Exercise details » Retype the data below without altering anything.

Information supplied »
----------
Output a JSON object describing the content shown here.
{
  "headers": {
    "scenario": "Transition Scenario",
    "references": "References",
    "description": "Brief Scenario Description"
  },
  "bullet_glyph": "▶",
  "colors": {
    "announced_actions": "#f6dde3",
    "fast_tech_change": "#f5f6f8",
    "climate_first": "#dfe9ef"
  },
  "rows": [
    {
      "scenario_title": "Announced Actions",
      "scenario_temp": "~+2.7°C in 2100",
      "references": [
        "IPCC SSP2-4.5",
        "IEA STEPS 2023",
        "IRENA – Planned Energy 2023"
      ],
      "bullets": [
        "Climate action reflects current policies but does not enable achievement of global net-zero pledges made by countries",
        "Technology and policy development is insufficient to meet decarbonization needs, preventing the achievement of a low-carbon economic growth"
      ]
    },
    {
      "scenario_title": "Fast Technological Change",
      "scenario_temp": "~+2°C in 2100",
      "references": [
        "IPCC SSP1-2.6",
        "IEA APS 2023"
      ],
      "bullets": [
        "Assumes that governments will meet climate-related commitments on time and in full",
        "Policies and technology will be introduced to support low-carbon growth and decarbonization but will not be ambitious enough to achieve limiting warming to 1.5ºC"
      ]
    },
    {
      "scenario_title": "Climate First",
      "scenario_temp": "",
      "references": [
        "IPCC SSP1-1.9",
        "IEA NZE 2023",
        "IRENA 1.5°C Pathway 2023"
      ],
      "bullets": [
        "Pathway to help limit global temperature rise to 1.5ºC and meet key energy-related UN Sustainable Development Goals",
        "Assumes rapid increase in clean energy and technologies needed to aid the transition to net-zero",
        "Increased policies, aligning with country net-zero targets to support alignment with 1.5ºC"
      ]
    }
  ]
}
----------
The output »
Output a JSON object describing the content shown here.
{
  "headers": {
    "scenario": "Transition Scenario",
    "references": "References",
    "description": "Brief Scenario Description"
  },
  "bullet_glyph": "▶",
  "colors": {
    "announced_actions": "#f6dde3",
    "fast_tech_change": "#f5f6f8",
    "climate_first": "#dfe9ef"
  },
  "rows": [
    {
      "scenario_title": "Announced Actions",
      "scenario_temp": "~+2.7°C in 2100",
      "references": [
        "IPCC SSP2-4.5",
        "IEA STEPS 2023",
        "IRENA – Planned Energy 2023"
      ],
      "bullets": [
        "Climate action reflects current policies but does not enable achievement of global net-zero pledges made by countries",
        "Technology and policy development is insufficient to meet decarbonization needs, preventing the achievement of a low-carbon economic growth"
      ]
    },
    {
      "scenario_title": "Fast Technological Change",
      "scenario_temp": "~+2°C in 2100",
      "references": [
        "IPCC SSP1-2.6",
        "IEA APS 2023"
      ],
      "bullets": [
        "Assumes that governments will meet climate-related commitments on time and in full",
        "Policies and technology will be introduced to support low-carbon growth and decarbonization but will not be ambitious enough to achieve limiting warming to 1.5ºC"
      ]
    },
    {
      "scenario_title": "Climate First",
      "scenario_temp": "",
      "references": [
        "IPCC SSP1-1.9",
        "IEA NZE 2023",
        "IRENA 1.5°C Pathway 2023"
      ],
      "bullets": [
        "Pathway to help limit global temperature rise to 1.5ºC and meet key energy-related UN Sustainable Development Goals",
        "Assumes rapid increase in clean energy and technologies needed to aid the transition to net-zero",
        "Increased policies, aligning with country net-zero targets to support alignment with 1.5ºC"
      ]
    }
  ]
}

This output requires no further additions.